Records
• • • • •
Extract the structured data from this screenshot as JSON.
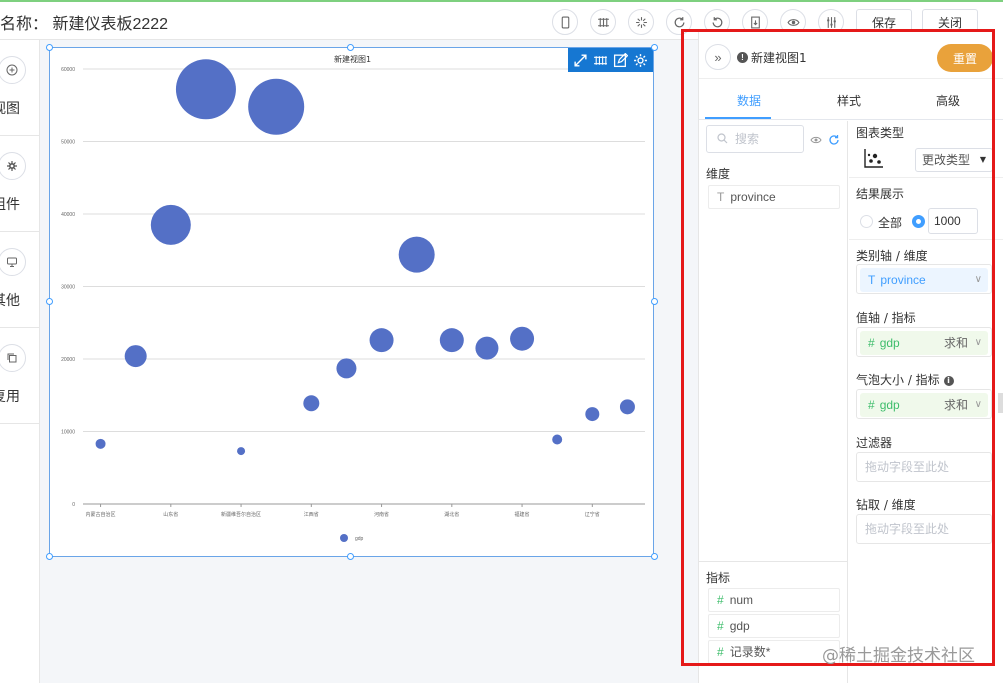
{
  "header": {
    "title": "名称： 新建仪表板2222",
    "save_label": "保存",
    "close_label": "关闭",
    "icons": [
      "mobile-icon",
      "grid-icon",
      "sparkle-icon",
      "refresh-icon",
      "undo-icon",
      "export-icon",
      "eye-icon",
      "equalizer-icon"
    ]
  },
  "sidebar": {
    "items": [
      {
        "label": "视图",
        "icon": "plus-circle-icon"
      },
      {
        "label": "组件",
        "icon": "component-icon"
      },
      {
        "label": "其他",
        "icon": "monitor-icon"
      },
      {
        "label": "复用",
        "icon": "copy-icon"
      }
    ]
  },
  "panel": {
    "view_name": "新建视图1",
    "reset_label": "重置",
    "tabs": [
      {
        "label": "数据",
        "active": true
      },
      {
        "label": "样式",
        "active": false
      },
      {
        "label": "高级",
        "active": false
      }
    ],
    "search_placeholder": "搜索",
    "dimension_title": "维度",
    "dimensions": [
      {
        "label": "province",
        "symbol": "T"
      }
    ],
    "metric_title": "指标",
    "metrics": [
      {
        "label": "num",
        "symbol": "#"
      },
      {
        "label": "gdp",
        "symbol": "#"
      },
      {
        "label": "记录数*",
        "symbol": "#"
      }
    ],
    "chart_type_label": "图表类型",
    "change_type_label": "更改类型",
    "result_label": "结果展示",
    "result_all_label": "全部",
    "result_count": "1000",
    "category_axis_label": "类别轴 / 维度",
    "category_field": {
      "symbol": "T",
      "label": "province"
    },
    "value_axis_label": "值轴 / 指标",
    "value_field": {
      "symbol": "#",
      "label": "gdp",
      "agg": "求和"
    },
    "bubble_label": "气泡大小 / 指标",
    "bubble_field": {
      "symbol": "#",
      "label": "gdp",
      "agg": "求和"
    },
    "filter_label": "过滤器",
    "filter_placeholder": "拖动字段至此处",
    "drill_label": "钻取 / 维度",
    "drill_placeholder": "拖动字段至此处"
  },
  "watermark": "@稀土掘金技术社区",
  "colors": {
    "accent": "#409eff",
    "bubble": "#5470c6",
    "reset": "#e9a23b",
    "highlight": "#e51919"
  },
  "chart_data": {
    "type": "scatter",
    "title": "新建视图1",
    "xlabel": "",
    "ylabel": "",
    "ylim": [
      0,
      60000
    ],
    "yticks": [
      0,
      10000,
      20000,
      30000,
      40000,
      50000,
      60000
    ],
    "x_tick_labels": [
      "内蒙古自治区",
      "山东省",
      "新疆维吾尔自治区",
      "江西省",
      "河南省",
      "湖北省",
      "福建省",
      "辽宁省"
    ],
    "grid": true,
    "legend": [
      "gdp"
    ],
    "legend_position": "bottom-center",
    "series": [
      {
        "name": "gdp",
        "points": [
          {
            "x": 0,
            "y": 8300,
            "r": 5
          },
          {
            "x": 1,
            "y": 20400,
            "r": 11
          },
          {
            "x": 2,
            "y": 38500,
            "r": 20
          },
          {
            "x": 3,
            "y": 57200,
            "r": 30
          },
          {
            "x": 4,
            "y": 7300,
            "r": 4
          },
          {
            "x": 5,
            "y": 54800,
            "r": 28
          },
          {
            "x": 6,
            "y": 13900,
            "r": 8
          },
          {
            "x": 7,
            "y": 18700,
            "r": 10
          },
          {
            "x": 8,
            "y": 22600,
            "r": 12
          },
          {
            "x": 9,
            "y": 34400,
            "r": 18
          },
          {
            "x": 10,
            "y": 22600,
            "r": 12
          },
          {
            "x": 11,
            "y": 21500,
            "r": 11.5
          },
          {
            "x": 12,
            "y": 22800,
            "r": 12
          },
          {
            "x": 13,
            "y": 8900,
            "r": 5
          },
          {
            "x": 14,
            "y": 12400,
            "r": 7
          },
          {
            "x": 15,
            "y": 13400,
            "r": 7.5
          }
        ]
      }
    ]
  }
}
• • • • •
**Exercise description**
Each record should be quoted exactly, with the images omitted.

**Solution to this task**
Extract the structured data from this screenshot as JSON.
{
  "header": {
    "title": "名称： 新建仪表板2222",
    "save_label": "保存",
    "close_label": "关闭",
    "icons": [
      "mobile-icon",
      "grid-icon",
      "sparkle-icon",
      "refresh-icon",
      "undo-icon",
      "export-icon",
      "eye-icon",
      "equalizer-icon"
    ]
  },
  "sidebar": {
    "items": [
      {
        "label": "视图",
        "icon": "plus-circle-icon"
      },
      {
        "label": "组件",
        "icon": "component-icon"
      },
      {
        "label": "其他",
        "icon": "monitor-icon"
      },
      {
        "label": "复用",
        "icon": "copy-icon"
      }
    ]
  },
  "panel": {
    "view_name": "新建视图1",
    "reset_label": "重置",
    "tabs": [
      {
        "label": "数据",
        "active": true
      },
      {
        "label": "样式",
        "active": false
      },
      {
        "label": "高级",
        "active": false
      }
    ],
    "search_placeholder": "搜索",
    "dimension_title": "维度",
    "dimensions": [
      {
        "label": "province",
        "symbol": "T"
      }
    ],
    "metric_title": "指标",
    "metrics": [
      {
        "label": "num",
        "symbol": "#"
      },
      {
        "label": "gdp",
        "symbol": "#"
      },
      {
        "label": "记录数*",
        "symbol": "#"
      }
    ],
    "chart_type_label": "图表类型",
    "change_type_label": "更改类型",
    "result_label": "结果展示",
    "result_all_label": "全部",
    "result_count": "1000",
    "category_axis_label": "类别轴 / 维度",
    "category_field": {
      "symbol": "T",
      "label": "province"
    },
    "value_axis_label": "值轴 / 指标",
    "value_field": {
      "symbol": "#",
      "label": "gdp",
      "agg": "求和"
    },
    "bubble_label": "气泡大小 / 指标",
    "bubble_field": {
      "symbol": "#",
      "label": "gdp",
      "agg": "求和"
    },
    "filter_label": "过滤器",
    "filter_placeholder": "拖动字段至此处",
    "drill_label": "钻取 / 维度",
    "drill_placeholder": "拖动字段至此处"
  },
  "watermark": "@稀土掘金技术社区",
  "colors": {
    "accent": "#409eff",
    "bubble": "#5470c6",
    "reset": "#e9a23b",
    "highlight": "#e51919"
  },
  "chart_data": {
    "type": "scatter",
    "title": "新建视图1",
    "xlabel": "",
    "ylabel": "",
    "ylim": [
      0,
      60000
    ],
    "yticks": [
      0,
      10000,
      20000,
      30000,
      40000,
      50000,
      60000
    ],
    "x_tick_labels": [
      "内蒙古自治区",
      "山东省",
      "新疆维吾尔自治区",
      "江西省",
      "河南省",
      "湖北省",
      "福建省",
      "辽宁省"
    ],
    "grid": true,
    "legend": [
      "gdp"
    ],
    "legend_position": "bottom-center",
    "series": [
      {
        "name": "gdp",
        "points": [
          {
            "x": 0,
            "y": 8300,
            "r": 5
          },
          {
            "x": 1,
            "y": 20400,
            "r": 11
          },
          {
            "x": 2,
            "y": 38500,
            "r": 20
          },
          {
            "x": 3,
            "y": 57200,
            "r": 30
          },
          {
            "x": 4,
            "y": 7300,
            "r": 4
          },
          {
            "x": 5,
            "y": 54800,
            "r": 28
          },
          {
            "x": 6,
            "y": 13900,
            "r": 8
          },
          {
            "x": 7,
            "y": 18700,
            "r": 10
          },
          {
            "x": 8,
            "y": 22600,
            "r": 12
          },
          {
            "x": 9,
            "y": 34400,
            "r": 18
          },
          {
            "x": 10,
            "y": 22600,
            "r": 12
          },
          {
            "x": 11,
            "y": 21500,
            "r": 11.5
          },
          {
            "x": 12,
            "y": 22800,
            "r": 12
          },
          {
            "x": 13,
            "y": 8900,
            "r": 5
          },
          {
            "x": 14,
            "y": 12400,
            "r": 7
          },
          {
            "x": 15,
            "y": 13400,
            "r": 7.5
          }
        ]
      }
    ]
  }
}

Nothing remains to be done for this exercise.